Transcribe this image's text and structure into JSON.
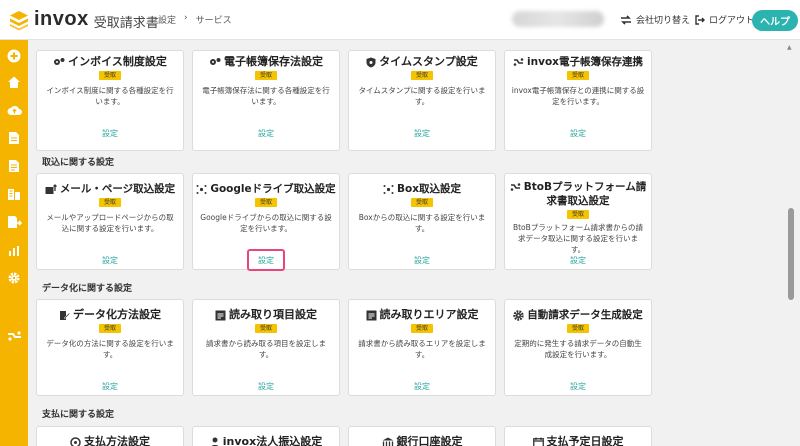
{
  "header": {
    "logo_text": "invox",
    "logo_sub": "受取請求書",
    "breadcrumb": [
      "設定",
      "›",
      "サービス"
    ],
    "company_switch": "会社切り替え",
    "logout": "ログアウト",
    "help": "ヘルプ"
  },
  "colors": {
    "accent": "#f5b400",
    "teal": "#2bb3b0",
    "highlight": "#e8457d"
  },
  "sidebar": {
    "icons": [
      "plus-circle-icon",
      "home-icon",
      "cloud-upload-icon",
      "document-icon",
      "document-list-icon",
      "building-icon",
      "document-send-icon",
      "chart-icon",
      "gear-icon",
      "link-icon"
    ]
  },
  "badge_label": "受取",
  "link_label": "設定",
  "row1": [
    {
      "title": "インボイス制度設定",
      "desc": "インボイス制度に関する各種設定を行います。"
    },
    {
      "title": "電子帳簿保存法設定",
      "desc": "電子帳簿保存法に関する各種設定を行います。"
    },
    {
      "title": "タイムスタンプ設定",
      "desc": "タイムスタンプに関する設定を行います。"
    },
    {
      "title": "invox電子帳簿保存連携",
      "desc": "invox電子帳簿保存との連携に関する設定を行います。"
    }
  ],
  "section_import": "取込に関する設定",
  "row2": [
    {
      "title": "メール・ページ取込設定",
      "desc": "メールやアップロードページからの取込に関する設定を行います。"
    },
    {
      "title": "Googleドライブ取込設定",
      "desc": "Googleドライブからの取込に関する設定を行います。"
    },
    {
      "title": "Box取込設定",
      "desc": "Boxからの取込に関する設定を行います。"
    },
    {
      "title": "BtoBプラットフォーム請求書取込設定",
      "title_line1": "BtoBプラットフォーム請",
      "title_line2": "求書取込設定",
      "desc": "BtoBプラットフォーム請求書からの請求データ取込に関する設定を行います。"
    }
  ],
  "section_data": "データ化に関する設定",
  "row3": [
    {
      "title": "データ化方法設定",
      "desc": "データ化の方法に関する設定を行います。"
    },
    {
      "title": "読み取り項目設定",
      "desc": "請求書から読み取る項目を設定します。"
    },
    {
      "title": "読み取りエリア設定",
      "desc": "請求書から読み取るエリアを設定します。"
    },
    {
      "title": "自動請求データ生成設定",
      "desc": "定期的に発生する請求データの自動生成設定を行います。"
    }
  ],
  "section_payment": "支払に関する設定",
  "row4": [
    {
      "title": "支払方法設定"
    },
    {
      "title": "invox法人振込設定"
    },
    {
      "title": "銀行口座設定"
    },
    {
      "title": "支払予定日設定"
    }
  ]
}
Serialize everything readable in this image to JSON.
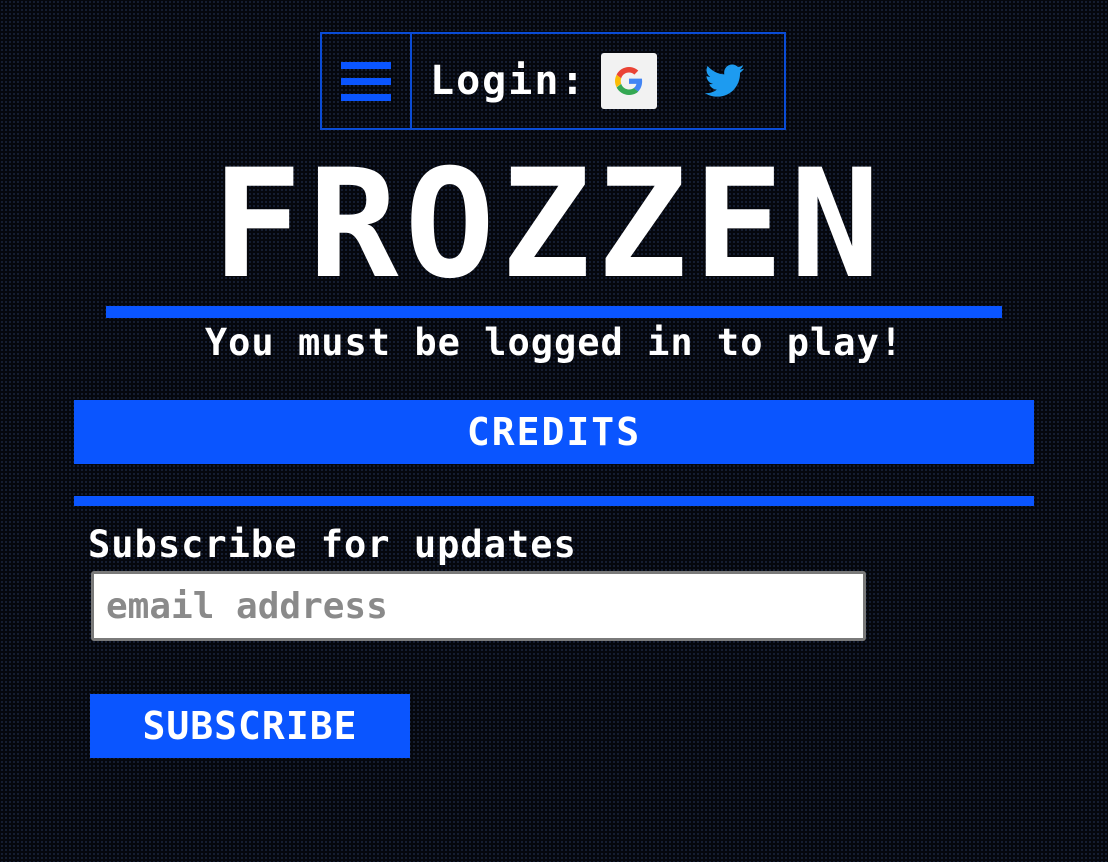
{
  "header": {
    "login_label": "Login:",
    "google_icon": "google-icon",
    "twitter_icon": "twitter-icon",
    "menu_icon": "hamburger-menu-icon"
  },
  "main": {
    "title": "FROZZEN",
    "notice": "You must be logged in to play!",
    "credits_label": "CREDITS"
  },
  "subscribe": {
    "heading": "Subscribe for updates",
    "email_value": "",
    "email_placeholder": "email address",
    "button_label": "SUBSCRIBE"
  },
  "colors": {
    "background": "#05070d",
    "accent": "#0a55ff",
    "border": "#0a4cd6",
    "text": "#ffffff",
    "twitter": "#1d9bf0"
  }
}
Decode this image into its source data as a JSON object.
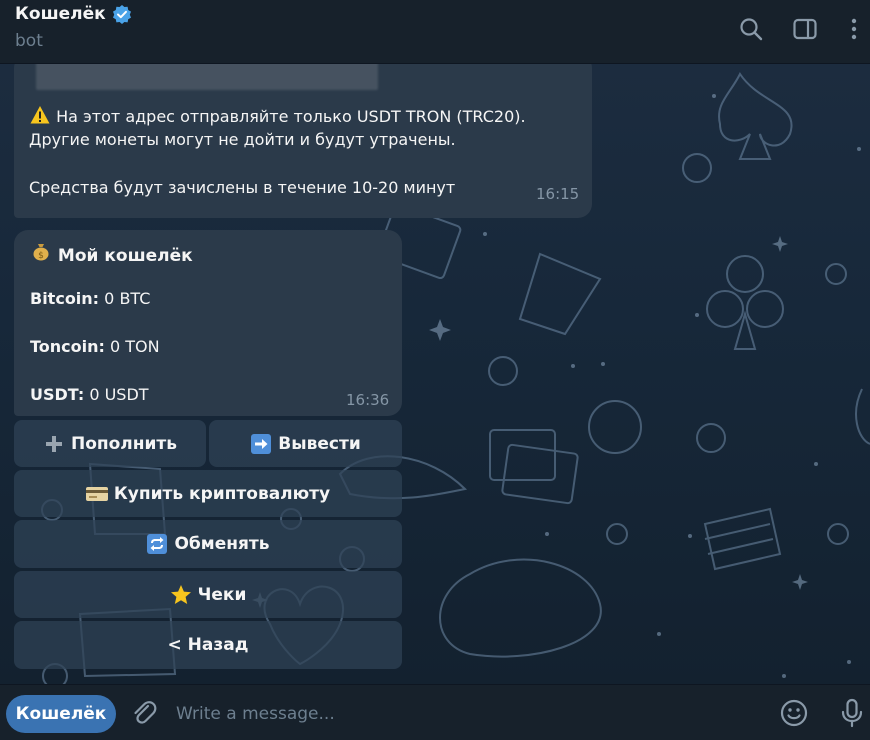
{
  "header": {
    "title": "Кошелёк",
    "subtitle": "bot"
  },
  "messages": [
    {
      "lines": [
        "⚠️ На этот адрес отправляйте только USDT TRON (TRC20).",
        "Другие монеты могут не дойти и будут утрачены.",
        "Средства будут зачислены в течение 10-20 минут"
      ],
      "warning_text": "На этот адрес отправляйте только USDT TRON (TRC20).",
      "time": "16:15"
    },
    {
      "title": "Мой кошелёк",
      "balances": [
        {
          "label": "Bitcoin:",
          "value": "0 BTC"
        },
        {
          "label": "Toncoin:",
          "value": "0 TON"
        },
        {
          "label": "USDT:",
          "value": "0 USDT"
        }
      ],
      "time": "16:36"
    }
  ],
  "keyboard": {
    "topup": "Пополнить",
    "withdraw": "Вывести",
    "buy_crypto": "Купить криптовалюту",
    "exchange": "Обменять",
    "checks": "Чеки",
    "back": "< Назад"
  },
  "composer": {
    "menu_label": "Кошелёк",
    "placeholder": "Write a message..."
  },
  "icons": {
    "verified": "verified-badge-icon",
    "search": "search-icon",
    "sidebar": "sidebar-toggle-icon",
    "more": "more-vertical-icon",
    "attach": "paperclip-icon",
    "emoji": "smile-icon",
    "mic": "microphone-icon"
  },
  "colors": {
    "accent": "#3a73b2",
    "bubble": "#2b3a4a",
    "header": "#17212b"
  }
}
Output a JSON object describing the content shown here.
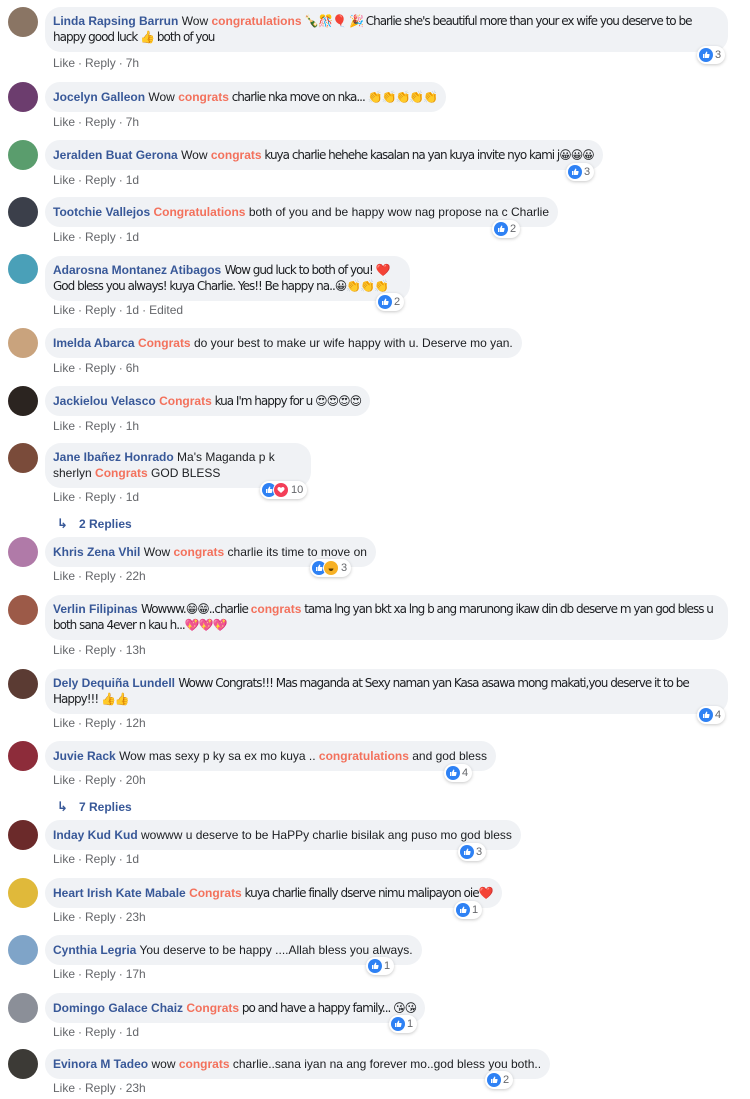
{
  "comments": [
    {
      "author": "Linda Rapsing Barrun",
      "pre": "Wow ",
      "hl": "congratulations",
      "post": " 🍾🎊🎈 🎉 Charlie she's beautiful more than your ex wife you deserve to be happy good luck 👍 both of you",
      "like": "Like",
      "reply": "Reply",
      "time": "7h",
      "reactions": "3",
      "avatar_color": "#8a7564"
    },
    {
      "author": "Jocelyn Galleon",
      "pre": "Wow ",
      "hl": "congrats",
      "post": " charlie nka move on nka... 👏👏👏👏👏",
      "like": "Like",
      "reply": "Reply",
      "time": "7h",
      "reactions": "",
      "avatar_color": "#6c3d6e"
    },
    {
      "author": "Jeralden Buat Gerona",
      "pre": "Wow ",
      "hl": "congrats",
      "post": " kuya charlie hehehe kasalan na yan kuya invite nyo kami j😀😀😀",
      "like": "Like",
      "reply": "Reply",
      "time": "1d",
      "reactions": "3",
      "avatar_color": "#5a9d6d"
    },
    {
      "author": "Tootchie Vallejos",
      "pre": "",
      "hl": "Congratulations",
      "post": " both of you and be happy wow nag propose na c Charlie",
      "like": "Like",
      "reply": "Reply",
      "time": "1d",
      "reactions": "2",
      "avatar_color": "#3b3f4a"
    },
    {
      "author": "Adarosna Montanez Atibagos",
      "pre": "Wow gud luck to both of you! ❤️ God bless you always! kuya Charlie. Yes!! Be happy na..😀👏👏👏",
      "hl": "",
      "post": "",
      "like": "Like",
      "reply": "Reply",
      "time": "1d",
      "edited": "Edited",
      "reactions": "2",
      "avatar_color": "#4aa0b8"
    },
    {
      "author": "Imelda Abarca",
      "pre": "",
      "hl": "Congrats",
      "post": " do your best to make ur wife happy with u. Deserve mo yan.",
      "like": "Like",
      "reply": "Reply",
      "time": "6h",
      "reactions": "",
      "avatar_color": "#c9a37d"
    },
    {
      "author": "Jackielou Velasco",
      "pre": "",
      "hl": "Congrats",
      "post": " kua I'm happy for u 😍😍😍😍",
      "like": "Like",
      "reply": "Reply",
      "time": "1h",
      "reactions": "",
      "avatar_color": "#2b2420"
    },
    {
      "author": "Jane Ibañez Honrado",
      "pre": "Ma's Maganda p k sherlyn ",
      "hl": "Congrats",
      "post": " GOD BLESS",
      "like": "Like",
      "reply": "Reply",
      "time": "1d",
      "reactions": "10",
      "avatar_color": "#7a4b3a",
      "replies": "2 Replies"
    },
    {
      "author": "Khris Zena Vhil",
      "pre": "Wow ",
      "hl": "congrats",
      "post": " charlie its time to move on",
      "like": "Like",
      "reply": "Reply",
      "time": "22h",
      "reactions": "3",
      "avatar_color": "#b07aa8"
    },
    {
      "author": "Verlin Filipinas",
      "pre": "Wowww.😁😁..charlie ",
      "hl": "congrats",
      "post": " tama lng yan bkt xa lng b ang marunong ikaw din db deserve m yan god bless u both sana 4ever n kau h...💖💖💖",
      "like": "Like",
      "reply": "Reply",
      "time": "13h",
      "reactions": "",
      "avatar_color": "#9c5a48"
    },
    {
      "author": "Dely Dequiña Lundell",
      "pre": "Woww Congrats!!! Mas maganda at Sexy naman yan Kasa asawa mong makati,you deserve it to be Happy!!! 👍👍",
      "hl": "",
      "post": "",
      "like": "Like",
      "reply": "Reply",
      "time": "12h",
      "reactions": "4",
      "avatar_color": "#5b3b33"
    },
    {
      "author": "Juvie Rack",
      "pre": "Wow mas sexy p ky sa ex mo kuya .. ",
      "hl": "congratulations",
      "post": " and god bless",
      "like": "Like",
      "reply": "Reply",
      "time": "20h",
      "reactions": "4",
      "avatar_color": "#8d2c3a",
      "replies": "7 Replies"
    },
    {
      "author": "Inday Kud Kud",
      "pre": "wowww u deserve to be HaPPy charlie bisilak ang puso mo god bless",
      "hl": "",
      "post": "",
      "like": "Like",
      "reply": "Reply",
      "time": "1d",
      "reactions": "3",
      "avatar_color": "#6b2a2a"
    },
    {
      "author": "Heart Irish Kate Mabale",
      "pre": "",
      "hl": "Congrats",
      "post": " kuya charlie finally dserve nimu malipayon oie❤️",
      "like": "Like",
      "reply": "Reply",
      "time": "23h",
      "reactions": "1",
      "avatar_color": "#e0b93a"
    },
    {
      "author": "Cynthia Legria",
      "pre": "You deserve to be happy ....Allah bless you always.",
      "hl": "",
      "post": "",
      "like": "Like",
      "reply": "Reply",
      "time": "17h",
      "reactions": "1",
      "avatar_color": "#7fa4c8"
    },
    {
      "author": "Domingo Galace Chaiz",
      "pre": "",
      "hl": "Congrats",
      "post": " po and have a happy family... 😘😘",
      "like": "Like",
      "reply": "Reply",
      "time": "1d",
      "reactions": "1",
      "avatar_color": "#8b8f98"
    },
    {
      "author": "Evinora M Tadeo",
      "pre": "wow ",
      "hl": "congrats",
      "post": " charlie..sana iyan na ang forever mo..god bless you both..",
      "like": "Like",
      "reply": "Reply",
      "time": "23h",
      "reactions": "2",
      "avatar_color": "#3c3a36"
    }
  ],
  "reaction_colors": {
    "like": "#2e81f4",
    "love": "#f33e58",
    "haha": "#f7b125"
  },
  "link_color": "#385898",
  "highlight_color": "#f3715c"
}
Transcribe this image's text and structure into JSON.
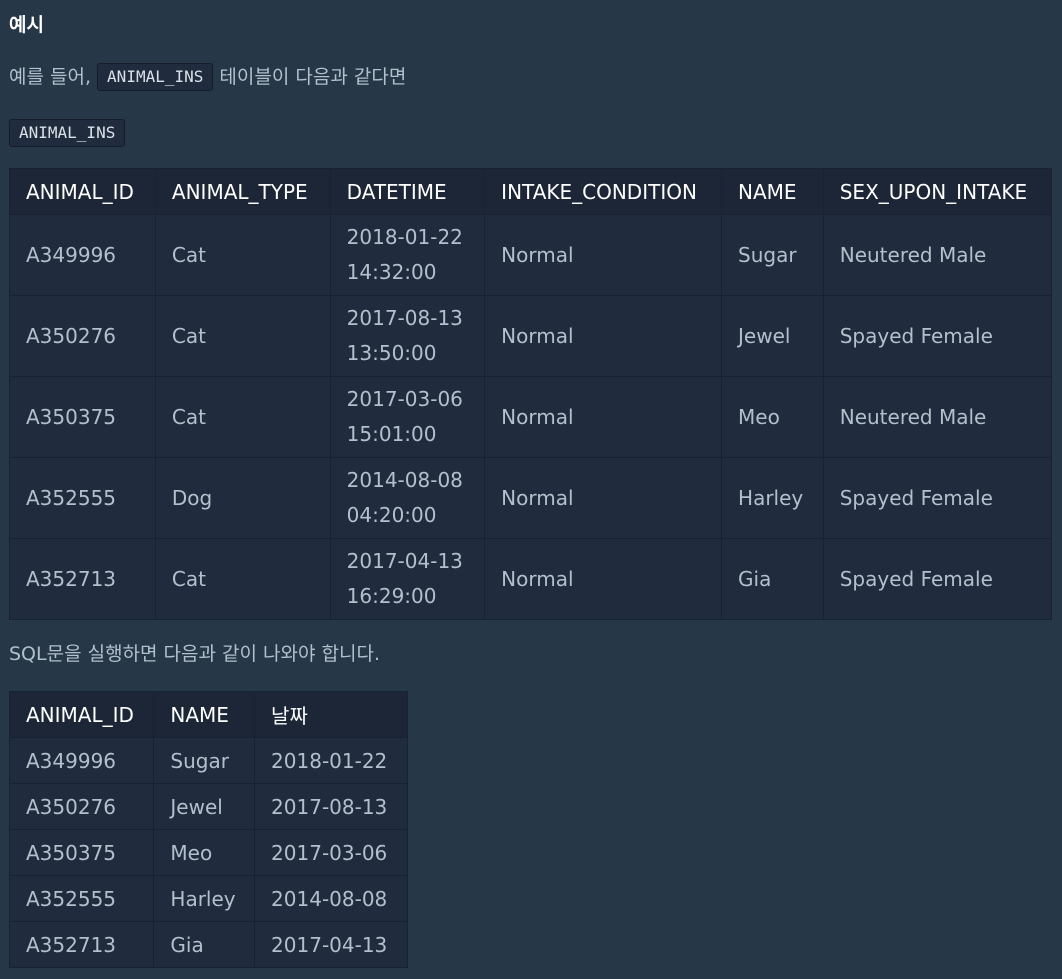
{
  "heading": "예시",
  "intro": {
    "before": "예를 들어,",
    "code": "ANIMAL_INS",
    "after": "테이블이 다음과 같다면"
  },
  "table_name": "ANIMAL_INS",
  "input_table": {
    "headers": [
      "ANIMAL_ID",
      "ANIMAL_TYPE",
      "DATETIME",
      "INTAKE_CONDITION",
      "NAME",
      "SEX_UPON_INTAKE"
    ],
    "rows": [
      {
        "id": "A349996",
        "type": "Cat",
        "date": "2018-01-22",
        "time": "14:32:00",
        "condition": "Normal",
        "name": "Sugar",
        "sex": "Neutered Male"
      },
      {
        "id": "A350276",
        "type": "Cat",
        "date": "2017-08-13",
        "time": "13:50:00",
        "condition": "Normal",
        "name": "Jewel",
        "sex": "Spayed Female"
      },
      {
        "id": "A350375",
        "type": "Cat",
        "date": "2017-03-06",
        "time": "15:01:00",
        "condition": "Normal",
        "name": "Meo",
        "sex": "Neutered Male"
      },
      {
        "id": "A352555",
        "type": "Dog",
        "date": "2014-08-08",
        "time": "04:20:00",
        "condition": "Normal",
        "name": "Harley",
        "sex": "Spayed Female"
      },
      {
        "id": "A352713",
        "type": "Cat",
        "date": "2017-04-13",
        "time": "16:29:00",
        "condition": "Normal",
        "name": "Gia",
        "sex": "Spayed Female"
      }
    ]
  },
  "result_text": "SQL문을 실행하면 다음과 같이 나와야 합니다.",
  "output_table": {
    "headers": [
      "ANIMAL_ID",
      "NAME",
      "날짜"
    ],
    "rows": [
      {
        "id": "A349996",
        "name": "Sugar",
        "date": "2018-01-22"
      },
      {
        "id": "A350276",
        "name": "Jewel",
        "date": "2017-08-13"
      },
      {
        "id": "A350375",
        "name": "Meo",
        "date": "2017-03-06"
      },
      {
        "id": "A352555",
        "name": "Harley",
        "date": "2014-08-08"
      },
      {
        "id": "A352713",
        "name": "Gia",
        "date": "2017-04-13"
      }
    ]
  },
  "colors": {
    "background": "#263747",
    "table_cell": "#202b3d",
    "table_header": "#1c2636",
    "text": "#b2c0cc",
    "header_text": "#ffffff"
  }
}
________________
• [EXERCISE TASK]: Return all lines containing "this".

• [SOLVED PROBLEM]:
Transcribe this image's text and structure into JSON.
Serialize everything readable in this image to JSON.
Decode this image into its source data as a JSON object.
Transcribe this image's text and structure into JSON.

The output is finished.